→ TASK TO COMPLETE
Would you return the complete listing below word for word?

→ A run of records
══════════

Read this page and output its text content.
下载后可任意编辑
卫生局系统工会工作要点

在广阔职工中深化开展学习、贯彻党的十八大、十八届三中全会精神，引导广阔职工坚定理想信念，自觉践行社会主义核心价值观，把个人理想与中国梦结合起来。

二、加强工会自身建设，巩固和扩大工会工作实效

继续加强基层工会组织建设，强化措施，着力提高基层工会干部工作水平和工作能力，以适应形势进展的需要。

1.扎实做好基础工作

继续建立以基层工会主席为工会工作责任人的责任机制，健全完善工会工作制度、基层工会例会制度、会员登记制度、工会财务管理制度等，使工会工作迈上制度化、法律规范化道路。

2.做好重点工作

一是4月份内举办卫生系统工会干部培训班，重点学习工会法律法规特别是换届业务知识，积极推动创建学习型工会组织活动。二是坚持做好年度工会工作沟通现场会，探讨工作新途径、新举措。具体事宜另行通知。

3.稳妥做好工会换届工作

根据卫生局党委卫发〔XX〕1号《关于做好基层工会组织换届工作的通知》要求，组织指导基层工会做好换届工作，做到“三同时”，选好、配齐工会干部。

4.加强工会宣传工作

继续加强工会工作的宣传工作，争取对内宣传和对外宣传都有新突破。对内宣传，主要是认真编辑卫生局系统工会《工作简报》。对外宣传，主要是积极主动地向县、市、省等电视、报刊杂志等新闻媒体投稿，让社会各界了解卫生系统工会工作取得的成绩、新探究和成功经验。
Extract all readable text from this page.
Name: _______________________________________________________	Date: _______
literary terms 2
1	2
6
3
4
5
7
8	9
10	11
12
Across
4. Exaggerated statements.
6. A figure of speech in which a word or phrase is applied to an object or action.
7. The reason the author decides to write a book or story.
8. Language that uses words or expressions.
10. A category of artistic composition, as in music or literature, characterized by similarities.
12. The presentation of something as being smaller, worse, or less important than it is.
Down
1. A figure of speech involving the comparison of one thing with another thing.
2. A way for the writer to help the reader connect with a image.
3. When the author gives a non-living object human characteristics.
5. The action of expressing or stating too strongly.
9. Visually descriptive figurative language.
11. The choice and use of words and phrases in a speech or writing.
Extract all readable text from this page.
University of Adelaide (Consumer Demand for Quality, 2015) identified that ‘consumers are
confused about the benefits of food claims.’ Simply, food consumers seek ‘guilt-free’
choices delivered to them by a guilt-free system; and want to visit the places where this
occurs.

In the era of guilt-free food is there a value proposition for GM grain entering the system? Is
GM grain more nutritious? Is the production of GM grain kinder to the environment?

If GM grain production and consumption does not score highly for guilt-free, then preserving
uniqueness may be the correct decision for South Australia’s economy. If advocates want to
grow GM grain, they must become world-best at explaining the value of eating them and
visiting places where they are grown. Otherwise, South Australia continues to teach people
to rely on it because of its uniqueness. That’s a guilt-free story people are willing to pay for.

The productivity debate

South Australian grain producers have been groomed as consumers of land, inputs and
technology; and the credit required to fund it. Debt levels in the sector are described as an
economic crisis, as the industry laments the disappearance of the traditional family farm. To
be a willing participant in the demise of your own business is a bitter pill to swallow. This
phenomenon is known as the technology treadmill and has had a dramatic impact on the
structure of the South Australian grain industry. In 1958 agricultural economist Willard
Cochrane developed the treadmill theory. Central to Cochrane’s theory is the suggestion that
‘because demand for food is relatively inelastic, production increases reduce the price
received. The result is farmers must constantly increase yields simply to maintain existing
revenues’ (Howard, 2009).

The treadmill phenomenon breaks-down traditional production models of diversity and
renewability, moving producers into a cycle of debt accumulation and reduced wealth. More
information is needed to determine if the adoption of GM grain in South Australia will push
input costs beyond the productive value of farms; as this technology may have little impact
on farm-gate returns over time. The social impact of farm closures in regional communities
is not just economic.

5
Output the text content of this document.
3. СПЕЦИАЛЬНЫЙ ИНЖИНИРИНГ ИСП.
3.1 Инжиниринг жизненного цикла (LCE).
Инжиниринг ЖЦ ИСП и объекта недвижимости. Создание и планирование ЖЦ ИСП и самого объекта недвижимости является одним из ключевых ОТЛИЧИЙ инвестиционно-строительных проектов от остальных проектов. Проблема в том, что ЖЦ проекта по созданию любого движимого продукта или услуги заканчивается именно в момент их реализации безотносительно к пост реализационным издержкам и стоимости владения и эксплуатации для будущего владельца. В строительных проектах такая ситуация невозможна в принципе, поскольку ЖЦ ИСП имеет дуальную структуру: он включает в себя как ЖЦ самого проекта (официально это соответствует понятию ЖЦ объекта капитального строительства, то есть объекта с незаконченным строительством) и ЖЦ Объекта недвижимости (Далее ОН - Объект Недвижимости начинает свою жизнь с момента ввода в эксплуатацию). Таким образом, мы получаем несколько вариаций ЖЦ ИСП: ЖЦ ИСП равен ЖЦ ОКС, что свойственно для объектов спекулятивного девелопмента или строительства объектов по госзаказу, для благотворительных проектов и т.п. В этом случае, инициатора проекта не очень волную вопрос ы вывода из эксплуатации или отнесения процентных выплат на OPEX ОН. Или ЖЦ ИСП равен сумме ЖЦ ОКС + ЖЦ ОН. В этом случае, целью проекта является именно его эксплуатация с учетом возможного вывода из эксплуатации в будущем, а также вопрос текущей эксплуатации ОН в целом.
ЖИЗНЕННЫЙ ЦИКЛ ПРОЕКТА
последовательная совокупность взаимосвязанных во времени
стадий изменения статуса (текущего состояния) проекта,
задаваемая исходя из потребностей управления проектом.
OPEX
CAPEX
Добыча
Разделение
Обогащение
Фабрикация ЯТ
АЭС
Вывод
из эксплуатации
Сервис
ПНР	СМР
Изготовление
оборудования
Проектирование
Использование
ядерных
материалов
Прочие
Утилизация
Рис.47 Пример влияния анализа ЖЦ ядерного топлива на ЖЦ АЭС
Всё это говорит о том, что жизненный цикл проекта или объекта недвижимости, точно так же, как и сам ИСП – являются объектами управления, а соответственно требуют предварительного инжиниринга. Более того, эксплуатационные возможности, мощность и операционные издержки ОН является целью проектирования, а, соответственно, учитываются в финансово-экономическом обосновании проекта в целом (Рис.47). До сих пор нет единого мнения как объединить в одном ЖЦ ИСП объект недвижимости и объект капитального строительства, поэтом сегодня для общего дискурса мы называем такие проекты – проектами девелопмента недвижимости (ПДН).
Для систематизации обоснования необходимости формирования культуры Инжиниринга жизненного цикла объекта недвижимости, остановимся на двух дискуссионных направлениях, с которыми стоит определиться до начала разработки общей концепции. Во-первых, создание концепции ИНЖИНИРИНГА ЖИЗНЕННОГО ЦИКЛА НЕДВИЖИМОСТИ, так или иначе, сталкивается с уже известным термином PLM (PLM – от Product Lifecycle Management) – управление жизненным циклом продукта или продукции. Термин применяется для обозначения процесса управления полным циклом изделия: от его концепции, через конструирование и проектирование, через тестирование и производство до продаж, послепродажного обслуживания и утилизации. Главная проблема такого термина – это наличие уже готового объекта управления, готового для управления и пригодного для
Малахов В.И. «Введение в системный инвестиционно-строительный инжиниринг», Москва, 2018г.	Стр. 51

══════════

→ RESPONSE TO THE TASK
Read this page and output its text content.
下载后可任意编辑
卫生局系统工会工作要点

在广阔职工中深化开展学习、贯彻党的十八大、十八届三中全会精神，引导广阔职工坚定理想信念，自觉践行社会主义核心价值观，把个人理想与中国梦结合起来。

二、加强工会自身建设，巩固和扩大工会工作实效

继续加强基层工会组织建设，强化措施，着力提高基层工会干部工作水平和工作能力，以适应形势进展的需要。

1.扎实做好基础工作

继续建立以基层工会主席为工会工作责任人的责任机制，健全完善工会工作制度、基层工会例会制度、会员登记制度、工会财务管理制度等，使工会工作迈上制度化、法律规范化道路。

2.做好重点工作

一是4月份内举办卫生系统工会干部培训班，重点学习工会法律法规特别是换届业务知识，积极推动创建学习型工会组织活动。二是坚持做好年度工会工作沟通现场会，探讨工作新途径、新举措。具体事宜另行通知。

3.稳妥做好工会换届工作

根据卫生局党委卫发〔XX〕1号《关于做好基层工会组织换届工作的通知》要求，组织指导基层工会做好换届工作，做到“三同时”，选好、配齐工会干部。

4.加强工会宣传工作

继续加强工会工作的宣传工作，争取对内宣传和对外宣传都有新突破。对内宣传，主要是认真编辑卫生局系统工会《工作简报》。对外宣传，主要是积极主动地向县、市、省等电视、报刊杂志等新闻媒体投稿，让社会各界了解卫生系统工会工作取得的成绩、新探究和成功经验。
Extract all readable text from this page.
Name: _______________________________________________________	Date: _______
literary terms 2
1	2
6
3
4
5
7
8	9
10	11
12
Across
4. Exaggerated statements.
6. A figure of speech in which a word or phrase is applied to an object or action.
7. The reason the author decides to write a book or story.
8. Language that uses words or expressions.
10. A category of artistic composition, as in music or literature, characterized by similarities.
12. The presentation of something as being smaller, worse, or less important than it is.
Down
1. A figure of speech involving the comparison of one thing with another thing.
2. A way for the writer to help the reader connect with a image.
3. When the author gives a non-living object human characteristics.
5. The action of expressing or stating too strongly.
9. Visually descriptive figurative language.
11. The choice and use of words and phrases in a speech or writing.
Extract all readable text from this page.
University of Adelaide (Consumer Demand for Quality, 2015) identified that ‘consumers are
confused about the benefits of food claims.’ Simply, food consumers seek ‘guilt-free’
choices delivered to them by a guilt-free system; and want to visit the places where this
occurs.

In the era of guilt-free food is there a value proposition for GM grain entering the system? Is
GM grain more nutritious? Is the production of GM grain kinder to the environment?

If GM grain production and consumption does not score highly for guilt-free, then preserving
uniqueness may be the correct decision for South Australia’s economy. If advocates want to
grow GM grain, they must become world-best at explaining the value of eating them and
visiting places where they are grown. Otherwise, South Australia continues to teach people
to rely on it because of its uniqueness. That’s a guilt-free story people are willing to pay for.

The productivity debate

South Australian grain producers have been groomed as consumers of land, inputs and
technology; and the credit required to fund it. Debt levels in the sector are described as an
economic crisis, as the industry laments the disappearance of the traditional family farm. To
be a willing participant in the demise of your own business is a bitter pill to swallow. This
phenomenon is known as the technology treadmill and has had a dramatic impact on the
structure of the South Australian grain industry. In 1958 agricultural economist Willard
Cochrane developed the treadmill theory. Central to Cochrane’s theory is the suggestion that
‘because demand for food is relatively inelastic, production increases reduce the price
received. The result is farmers must constantly increase yields simply to maintain existing
revenues’ (Howard, 2009).

The treadmill phenomenon breaks-down traditional production models of diversity and
renewability, moving producers into a cycle of debt accumulation and reduced wealth. More
information is needed to determine if the adoption of GM grain in South Australia will push
input costs beyond the productive value of farms; as this technology may have little impact
on farm-gate returns over time. The social impact of farm closures in regional communities
is not just economic.

5
Output the text content of this document.
3. СПЕЦИАЛЬНЫЙ ИНЖИНИРИНГ ИСП.
3.1 Инжиниринг жизненного цикла (LCE).
Инжиниринг ЖЦ ИСП и объекта недвижимости. Создание и планирование ЖЦ ИСП и самого объекта недвижимости является одним из ключевых ОТЛИЧИЙ инвестиционно-строительных проектов от остальных проектов. Проблема в том, что ЖЦ проекта по созданию любого движимого продукта или услуги заканчивается именно в момент их реализации безотносительно к пост реализационным издержкам и стоимости владения и эксплуатации для будущего владельца. В строительных проектах такая ситуация невозможна в принципе, поскольку ЖЦ ИСП имеет дуальную структуру: он включает в себя как ЖЦ самого проекта (официально это соответствует понятию ЖЦ объекта капитального строительства, то есть объекта с незаконченным строительством) и ЖЦ Объекта недвижимости (Далее ОН - Объект Недвижимости начинает свою жизнь с момента ввода в эксплуатацию). Таким образом, мы получаем несколько вариаций ЖЦ ИСП: ЖЦ ИСП равен ЖЦ ОКС, что свойственно для объектов спекулятивного девелопмента или строительства объектов по госзаказу, для благотворительных проектов и т.п. В этом случае, инициатора проекта не очень волную вопрос ы вывода из эксплуатации или отнесения процентных выплат на OPEX ОН. Или ЖЦ ИСП равен сумме ЖЦ ОКС + ЖЦ ОН. В этом случае, целью проекта является именно его эксплуатация с учетом возможного вывода из эксплуатации в будущем, а также вопрос текущей эксплуатации ОН в целом.
ЖИЗНЕННЫЙ ЦИКЛ ПРОЕКТА
последовательная совокупность взаимосвязанных во времени
стадий изменения статуса (текущего состояния) проекта,
задаваемая исходя из потребностей управления проектом.
OPEX
CAPEX
Добыча
Разделение
Обогащение
Фабрикация ЯТ
АЭС
Вывод
из эксплуатации
Сервис
ПНР	СМР
Изготовление
оборудования
Проектирование
Использование
ядерных
материалов
Прочие
Утилизация
Рис.47 Пример влияния анализа ЖЦ ядерного топлива на ЖЦ АЭС
Всё это говорит о том, что жизненный цикл проекта или объекта недвижимости, точно так же, как и сам ИСП – являются объектами управления, а соответственно требуют предварительного инжиниринга. Более того, эксплуатационные возможности, мощность и операционные издержки ОН является целью проектирования, а, соответственно, учитываются в финансово-экономическом обосновании проекта в целом (Рис.47). До сих пор нет единого мнения как объединить в одном ЖЦ ИСП объект недвижимости и объект капитального строительства, поэтом сегодня для общего дискурса мы называем такие проекты – проектами девелопмента недвижимости (ПДН).
Для систематизации обоснования необходимости формирования культуры Инжиниринга жизненного цикла объекта недвижимости, остановимся на двух дискуссионных направлениях, с которыми стоит определиться до начала разработки общей концепции. Во-первых, создание концепции ИНЖИНИРИНГА ЖИЗНЕННОГО ЦИКЛА НЕДВИЖИМОСТИ, так или иначе, сталкивается с уже известным термином PLM (PLM – от Product Lifecycle Management) – управление жизненным циклом продукта или продукции. Термин применяется для обозначения процесса управления полным циклом изделия: от его концепции, через конструирование и проектирование, через тестирование и производство до продаж, послепродажного обслуживания и утилизации. Главная проблема такого термина – это наличие уже готового объекта управления, готового для управления и пригодного для
Малахов В.И. «Введение в системный инвестиционно-строительный инжиниринг», Москва, 2018г.	Стр. 51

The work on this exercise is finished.